Task objective -> Copy out every one of the lines below word for word, leaving out the pictures.

Extracted records ->
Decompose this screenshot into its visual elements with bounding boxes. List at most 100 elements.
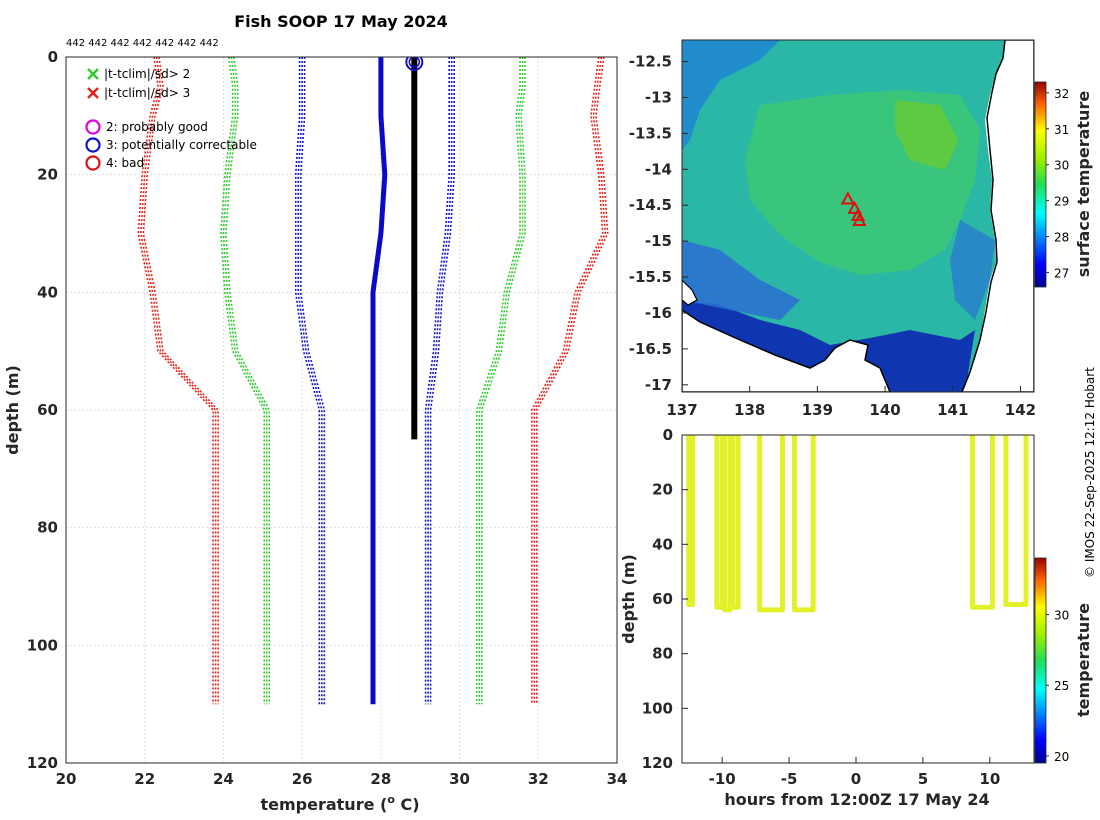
timeseries-colorbar [1034, 557, 1047, 764]
profile-ytick-label: 0 [48, 48, 58, 66]
map-stations [840, 191, 867, 227]
profile-clim-3sd-hi-line [535, 57, 609, 705]
profile-frame [65, 56, 618, 764]
timeseries-colorbar-ticks: 20 25 30 [1046, 609, 1069, 764]
profile-xtick-label: 22 [134, 770, 155, 788]
map-ytick-label: -12.5 [629, 53, 672, 71]
profile-xtick-label: 30 [449, 770, 470, 788]
legend-item-bad: 4: bad [106, 156, 144, 170]
profile-clim-2sd-lo-line [220, 57, 266, 705]
timeseries-cast-trace [1003, 435, 1029, 607]
land-south [682, 309, 891, 392]
timeseries-cast-trace [757, 435, 785, 613]
map-ytick-label: -13 [645, 88, 672, 106]
map-colorbar-tick-label: 30 [1054, 159, 1069, 173]
map-ticks: 137 138 139 140 141 142 -12.5 -13 -13.5 -14 -14.5 -… [629, 53, 1036, 419]
cool-water-west [682, 40, 780, 150]
land-west [682, 279, 698, 306]
map-station-marker [840, 191, 856, 205]
map-xtick-label: 141 [937, 401, 968, 419]
profile-xlabel-end: C) [395, 795, 420, 814]
timeseries-cast-trace [722, 435, 733, 613]
timeseries-xtick-label: 5 [918, 770, 928, 788]
timeseries-cast-trace [714, 435, 725, 610]
profile-ticks: 20 22 24 26 28 30 32 34 0 20 40 60 80 100 120 [27, 48, 628, 788]
profile-chart: 20 22 24 26 28 30 32 34 0 20 40 60 80 100 120 temperat… [3, 48, 627, 814]
legend-x-red-icon [87, 87, 99, 99]
profile-ytick-label: 60 [37, 401, 58, 419]
timeseries-xtick-label: -10 [709, 770, 736, 788]
map-frame [681, 39, 1035, 393]
timeseries-colorbar-tick-label: 20 [1054, 750, 1069, 764]
map-colorbar-tick-label: 28 [1054, 231, 1069, 245]
profile-clim-2sd-hi-line [475, 57, 521, 705]
legend-circle-red-icon [85, 155, 101, 171]
profile-clim-3sd-lo-line [139, 57, 217, 705]
cool-water-southwest [682, 240, 800, 320]
timeseries-ytick-label: 20 [652, 481, 673, 499]
profile-xtick-label: 28 [370, 770, 391, 788]
timeseries-xtick-label: -5 [781, 770, 798, 788]
profile-ylabel: depth (m) [3, 365, 22, 455]
map-xtick-label: 142 [1005, 401, 1036, 419]
profile-xtick-label: 24 [213, 770, 234, 788]
timeseries-ytick-label: 120 [642, 754, 673, 772]
profile-clim-3sd-hi-line [530, 57, 604, 705]
profile-ytick-label: 40 [37, 283, 58, 301]
profile-xtick-label: 26 [292, 770, 313, 788]
map-ytick-label: -16 [645, 304, 672, 322]
legend-item-sd2: |t-tclim|/sd> 2 [104, 67, 190, 81]
timeseries-ytick-label: 80 [652, 645, 673, 663]
profile-clim-3sd-lo-line [142, 57, 219, 705]
profile-xlabel: temperature (o C) [260, 793, 419, 814]
map-station-marker [847, 200, 862, 214]
map-ytick-label: -17 [645, 376, 672, 394]
profile-ytick-label: 120 [27, 754, 58, 772]
profile-clim-1sd-lo-line [294, 57, 321, 705]
timeseries-xtick-label: 0 [851, 770, 861, 788]
profile-clim-1sd-lo-line [297, 57, 323, 705]
profile-clim-1sd-lo-line [299, 57, 326, 705]
profile-xlabel-sup: o [387, 793, 395, 806]
timeseries-ytick-label: 40 [652, 535, 673, 553]
map-ytick-label: -13.5 [629, 124, 672, 142]
map-chart: 137 138 139 140 141 142 -12.5 -13 -13.5 -14 -14.5 -… [629, 39, 1093, 419]
timeseries-xtick-label: 10 [979, 770, 1000, 788]
timeseries-colorbar-label: temperature [1074, 603, 1093, 717]
profile-xtick-label: 20 [56, 770, 77, 788]
timeseries-ytick-label: 60 [652, 590, 673, 608]
profile-xlabel-main: temperature ( [260, 795, 387, 814]
land-east [961, 40, 1034, 392]
warmest-water-patch [895, 100, 958, 170]
map-colorbar-tick-label: 32 [1054, 87, 1069, 101]
legend-item-correctable: 3: potentially correctable [106, 138, 257, 152]
timeseries-colorbar-tick-label: 30 [1054, 609, 1069, 623]
legend-circle-magenta-icon [85, 119, 101, 135]
timeseries-casts [686, 435, 1029, 613]
cool-water-east [950, 220, 995, 320]
map-ytick-label: -15.5 [629, 268, 672, 286]
map-xtick-label: 139 [802, 401, 833, 419]
profile-clim-3sd-hi-line [533, 57, 607, 705]
map-colorbar-ticks: 27 28 29 30 31 32 [1046, 87, 1069, 281]
map-xtick-label: 140 [869, 401, 900, 419]
map-xtick-label: 137 [666, 401, 697, 419]
profile-clim-2sd-hi-line [480, 57, 526, 705]
profile-clim-2sd-hi-line [478, 57, 524, 705]
map-colorbar [1034, 81, 1047, 288]
timeseries-ylabel: depth (m) [619, 554, 638, 644]
timeseries-ytick-label: 100 [642, 699, 673, 717]
map-station-marker [852, 212, 867, 227]
profile-clim-1sd-hi-line [424, 57, 451, 705]
profile-series [137, 57, 609, 705]
profile-xtick-label: 32 [528, 770, 549, 788]
profile-legend: |t-tclim|/sd> 2 |t-tclim|/sd> 3 2: proba… [85, 67, 257, 171]
map-colorbar-label: surface temperature [1074, 91, 1093, 278]
legend-item-sd3: |t-tclim|/sd> 3 [104, 86, 190, 100]
profile-ytick-label: 80 [37, 519, 58, 537]
map-station-marker [850, 207, 866, 221]
map-ytick-label: -14.5 [629, 196, 672, 214]
profile-xtick-label: 34 [607, 770, 628, 788]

Final answer ->
Decompose this screenshot into its visual elements with bounding boxes. List at most 100 elements.
timeseries-colorbar [1034, 557, 1047, 764]
profile-ytick-label: 0 [48, 48, 58, 66]
map-stations [840, 191, 867, 227]
profile-clim-3sd-hi-line [535, 57, 609, 705]
profile-frame [65, 56, 618, 764]
timeseries-colorbar-ticks: 20 25 30 [1046, 609, 1069, 764]
profile-xtick-label: 22 [134, 770, 155, 788]
map-ytick-label: -12.5 [629, 53, 672, 71]
profile-xtick-label: 30 [449, 770, 470, 788]
legend-item-bad: 4: bad [106, 156, 144, 170]
profile-clim-2sd-lo-line [220, 57, 266, 705]
timeseries-cast-trace [1003, 435, 1029, 607]
land-south [682, 309, 891, 392]
timeseries-cast-trace [757, 435, 785, 613]
map-ytick-label: -13 [645, 88, 672, 106]
map-colorbar-tick-label: 30 [1054, 159, 1069, 173]
map-ticks: 137 138 139 140 141 142 -12.5 -13 -13.5 -14 -14.5 -… [629, 53, 1036, 419]
cool-water-west [682, 40, 780, 150]
land-west [682, 279, 698, 306]
map-station-marker [840, 191, 856, 205]
map-xtick-label: 141 [937, 401, 968, 419]
profile-xlabel-end: C) [395, 795, 420, 814]
timeseries-cast-trace [722, 435, 733, 613]
timeseries-xtick-label: 5 [918, 770, 928, 788]
timeseries-cast-trace [714, 435, 725, 610]
profile-ticks: 20 22 24 26 28 30 32 34 0 20 40 60 80 100 120 [27, 48, 628, 788]
profile-chart: 20 22 24 26 28 30 32 34 0 20 40 60 80 100 120 temperat… [3, 48, 627, 814]
legend-x-red-icon [87, 87, 99, 99]
profile-ytick-label: 60 [37, 401, 58, 419]
timeseries-xtick-label: -10 [709, 770, 736, 788]
map-frame [681, 39, 1035, 393]
timeseries-colorbar-tick-label: 20 [1054, 750, 1069, 764]
map-colorbar-tick-label: 28 [1054, 231, 1069, 245]
profile-clim-2sd-hi-line [475, 57, 521, 705]
legend-circle-red-icon [85, 155, 101, 171]
profile-clim-3sd-lo-line [139, 57, 217, 705]
cool-water-southwest [682, 240, 800, 320]
timeseries-ytick-label: 20 [652, 481, 673, 499]
profile-xtick-label: 28 [370, 770, 391, 788]
timeseries-xtick-label: -5 [781, 770, 798, 788]
profile-ylabel: depth (m) [3, 365, 22, 455]
map-xtick-label: 142 [1005, 401, 1036, 419]
profile-xtick-label: 24 [213, 770, 234, 788]
timeseries-ytick-label: 120 [642, 754, 673, 772]
profile-clim-3sd-hi-line [530, 57, 604, 705]
profile-ytick-label: 40 [37, 283, 58, 301]
profile-xtick-label: 26 [292, 770, 313, 788]
map-ytick-label: -16 [645, 304, 672, 322]
legend-item-sd2: |t-tclim|/sd> 2 [104, 67, 190, 81]
timeseries-ytick-label: 80 [652, 645, 673, 663]
profile-clim-3sd-lo-line [142, 57, 219, 705]
profile-xlabel: temperature (o C) [260, 793, 419, 814]
map-station-marker [847, 200, 862, 214]
map-ytick-label: -17 [645, 376, 672, 394]
profile-ytick-label: 120 [27, 754, 58, 772]
profile-clim-1sd-lo-line [294, 57, 321, 705]
timeseries-xtick-label: 0 [851, 770, 861, 788]
profile-clim-1sd-lo-line [297, 57, 323, 705]
profile-clim-1sd-lo-line [299, 57, 326, 705]
profile-xlabel-sup: o [387, 793, 395, 806]
timeseries-ytick-label: 40 [652, 535, 673, 553]
map-ytick-label: -13.5 [629, 124, 672, 142]
map-chart: 137 138 139 140 141 142 -12.5 -13 -13.5 -14 -14.5 -… [629, 39, 1093, 419]
timeseries-xtick-label: 10 [979, 770, 1000, 788]
timeseries-colorbar-label: temperature [1074, 603, 1093, 717]
profile-xtick-label: 20 [56, 770, 77, 788]
timeseries-ytick-label: 60 [652, 590, 673, 608]
profile-xlabel-main: temperature ( [260, 795, 387, 814]
land-east [961, 40, 1034, 392]
warmest-water-patch [895, 100, 958, 170]
map-colorbar-tick-label: 32 [1054, 87, 1069, 101]
legend-item-correctable: 3: potentially correctable [106, 138, 257, 152]
timeseries-colorbar-tick-label: 30 [1054, 609, 1069, 623]
legend-circle-magenta-icon [85, 119, 101, 135]
timeseries-casts [686, 435, 1029, 613]
cool-water-east [950, 220, 995, 320]
map-ytick-label: -15.5 [629, 268, 672, 286]
map-xtick-label: 139 [802, 401, 833, 419]
profile-clim-3sd-hi-line [533, 57, 607, 705]
map-colorbar-ticks: 27 28 29 30 31 32 [1046, 87, 1069, 281]
map-xtick-label: 140 [869, 401, 900, 419]
map-xtick-label: 137 [666, 401, 697, 419]
profile-clim-2sd-hi-line [480, 57, 526, 705]
profile-clim-2sd-hi-line [478, 57, 524, 705]
map-colorbar [1034, 81, 1047, 288]
timeseries-ylabel: depth (m) [619, 554, 638, 644]
timeseries-ytick-label: 100 [642, 699, 673, 717]
map-station-marker [852, 212, 867, 227]
profile-clim-1sd-hi-line [424, 57, 451, 705]
profile-series [137, 57, 609, 705]
profile-xtick-label: 32 [528, 770, 549, 788]
profile-legend: |t-tclim|/sd> 2 |t-tclim|/sd> 3 2: proba… [85, 67, 257, 171]
map-colorbar-label: surface temperature [1074, 91, 1093, 278]
legend-item-sd3: |t-tclim|/sd> 3 [104, 86, 190, 100]
profile-ytick-label: 80 [37, 519, 58, 537]
map-station-marker [850, 207, 866, 221]
map-ytick-label: -14.5 [629, 196, 672, 214]
profile-xtick-label: 34 [607, 770, 628, 788]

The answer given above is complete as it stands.